### Excerpted passage:
-- begin --
Source code for learning

import numpy as np
import pandas as pd
import statistics as st
from sklearn.linear_model import LinearRegression, Ridge
from sklearn.pipeline import Pipeline
from sklearn.preprocessing import PolynomialFeatures
from sklearn import metrics

[docs]def predict(df_test, model, feats, target):
    """
    Applies a regression model to predict values of a dependent variable for a given dataframe and 
    given features.

    Args:
        df_test: The input dataframe.
        model: The regression model. Instance of Pipeline.
        feats: List of strings: each string is the name of a column of df_test.
        target: The name of the column of df corresponding to the dependent variable.
    Returns:
        y_pred: Array of predicted values. 
    """

    df_x = df_test[feats]
    df_y = df_test[target] #is this needed?
    x = df_x.values
    y_true = df_y.values #is this needed?
    y_pred = model.predict(x)
    return y_pred

[docs]def fit_linear_model(df, feats, target, a=1e-4, deg=3):
    """
    Fits a regression model on a given dataframe, and returns the model, the predicted values and the associated 
    scores. Applies Ridge Regression with polynomial features. 

    Args:
        df: The input dataframe.
        feats: List of names of columns of df. These are the feature variables.
        target: The name of a column of df corresponding to the dependent variable.
        a: A positive float. Regularization strength parameter for the linear least squares function 
        (the loss function) where regularization is given by the l2-norm. 
        deg: The degree of the regression polynomial.

    Returns:    
        pipeline: The regression model. This is an instance of Pipeline.
        y_pred: An array with the predicted values.
-- end --
### Dataset records:
-- begin --
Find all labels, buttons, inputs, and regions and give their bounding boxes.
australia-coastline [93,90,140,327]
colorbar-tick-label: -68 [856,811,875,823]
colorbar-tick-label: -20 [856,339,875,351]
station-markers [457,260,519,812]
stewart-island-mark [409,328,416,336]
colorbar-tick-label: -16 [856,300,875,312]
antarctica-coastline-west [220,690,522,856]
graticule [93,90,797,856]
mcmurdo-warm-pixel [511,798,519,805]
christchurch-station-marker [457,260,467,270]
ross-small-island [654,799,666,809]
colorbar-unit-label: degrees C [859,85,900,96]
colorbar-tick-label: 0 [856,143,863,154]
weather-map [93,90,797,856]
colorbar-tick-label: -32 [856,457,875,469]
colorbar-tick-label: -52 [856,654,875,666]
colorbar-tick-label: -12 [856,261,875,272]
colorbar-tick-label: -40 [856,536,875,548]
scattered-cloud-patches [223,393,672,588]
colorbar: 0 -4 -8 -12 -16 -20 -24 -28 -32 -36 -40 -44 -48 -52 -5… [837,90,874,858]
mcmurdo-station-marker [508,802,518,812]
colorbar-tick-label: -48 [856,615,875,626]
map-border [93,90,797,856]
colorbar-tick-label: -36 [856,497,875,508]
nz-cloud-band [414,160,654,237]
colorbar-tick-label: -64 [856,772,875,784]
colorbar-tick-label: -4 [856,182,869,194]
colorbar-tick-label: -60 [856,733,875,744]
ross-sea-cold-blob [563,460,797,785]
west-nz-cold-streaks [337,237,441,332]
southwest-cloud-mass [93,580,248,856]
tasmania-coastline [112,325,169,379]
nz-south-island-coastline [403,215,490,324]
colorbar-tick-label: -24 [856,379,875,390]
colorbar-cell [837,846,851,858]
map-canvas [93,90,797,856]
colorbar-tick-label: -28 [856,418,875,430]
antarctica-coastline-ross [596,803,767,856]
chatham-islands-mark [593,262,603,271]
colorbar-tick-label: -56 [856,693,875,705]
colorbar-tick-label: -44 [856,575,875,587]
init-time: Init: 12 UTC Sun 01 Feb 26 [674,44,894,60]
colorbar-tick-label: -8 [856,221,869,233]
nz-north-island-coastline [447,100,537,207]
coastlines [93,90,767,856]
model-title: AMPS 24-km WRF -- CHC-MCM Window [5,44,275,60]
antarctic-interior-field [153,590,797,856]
-- end --
### Problems to solve:
1. Copy the learning source code from "model: The regression" to "df_test[target] #is this needed?".
2. According to the learning source code, what kind of regression does fit_linear_model apply?

### Problem solutions:
1.
model: The regression model. Instance of Pipeline.
        feats: List of strings: each string is the name of a column of df_test.
        target: The name of the column of df corresponding to the dependent variable.
    Returns:
        y_pred: Array of predicted values. 
    """

    df_x = df_test[feats]
    df_y = df_test[target] #is this needed?

2. Ridge Regression with polynomial features.